§ **DIRECTIVE**:
Output every entry exactly as written.

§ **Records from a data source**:
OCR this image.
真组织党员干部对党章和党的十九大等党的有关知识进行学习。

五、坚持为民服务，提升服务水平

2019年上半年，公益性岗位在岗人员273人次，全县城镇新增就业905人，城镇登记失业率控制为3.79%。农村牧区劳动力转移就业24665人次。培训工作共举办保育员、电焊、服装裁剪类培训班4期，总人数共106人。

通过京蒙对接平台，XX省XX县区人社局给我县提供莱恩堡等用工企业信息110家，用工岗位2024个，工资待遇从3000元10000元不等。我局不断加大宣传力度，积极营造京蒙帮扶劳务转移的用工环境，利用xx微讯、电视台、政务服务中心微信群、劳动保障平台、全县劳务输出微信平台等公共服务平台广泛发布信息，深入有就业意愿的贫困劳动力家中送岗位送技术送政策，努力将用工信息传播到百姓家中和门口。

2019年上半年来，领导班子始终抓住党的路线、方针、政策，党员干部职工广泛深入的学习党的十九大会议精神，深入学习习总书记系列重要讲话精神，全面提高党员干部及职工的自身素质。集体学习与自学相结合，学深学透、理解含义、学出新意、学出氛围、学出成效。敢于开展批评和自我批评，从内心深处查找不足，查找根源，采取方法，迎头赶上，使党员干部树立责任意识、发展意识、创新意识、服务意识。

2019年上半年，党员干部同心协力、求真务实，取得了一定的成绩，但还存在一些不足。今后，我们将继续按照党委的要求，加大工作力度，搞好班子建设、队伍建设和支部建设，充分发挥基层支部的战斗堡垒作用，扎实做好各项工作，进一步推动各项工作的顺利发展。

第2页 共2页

§ **RESULT**:
OCR this image.
真组织党员干部对党章和党的十九大等党的有关知识进行学习。

五、坚持为民服务，提升服务水平

2019年上半年，公益性岗位在岗人员273人次，全县城镇新增就业905人，城镇登记失业率控制为3.79%。农村牧区劳动力转移就业24665人次。培训工作共举办保育员、电焊、服装裁剪类培训班4期，总人数共106人。

通过京蒙对接平台，XX省XX县区人社局给我县提供莱恩堡等用工企业信息110家，用工岗位2024个，工资待遇从3000元10000元不等。我局不断加大宣传力度，积极营造京蒙帮扶劳务转移的用工环境，利用xx微讯、电视台、政务服务中心微信群、劳动保障平台、全县劳务输出微信平台等公共服务平台广泛发布信息，深入有就业意愿的贫困劳动力家中送岗位送技术送政策，努力将用工信息传播到百姓家中和门口。

2019年上半年来，领导班子始终抓住党的路线、方针、政策，党员干部职工广泛深入的学习党的十九大会议精神，深入学习习总书记系列重要讲话精神，全面提高党员干部及职工的自身素质。集体学习与自学相结合，学深学透、理解含义、学出新意、学出氛围、学出成效。敢于开展批评和自我批评，从内心深处查找不足，查找根源，采取方法，迎头赶上，使党员干部树立责任意识、发展意识、创新意识、服务意识。

2019年上半年，党员干部同心协力、求真务实，取得了一定的成绩，但还存在一些不足。今后，我们将继续按照党委的要求，加大工作力度，搞好班子建设、队伍建设和支部建设，充分发挥基层支部的战斗堡垒作用，扎实做好各项工作，进一步推动各项工作的顺利发展。

第2页 共2页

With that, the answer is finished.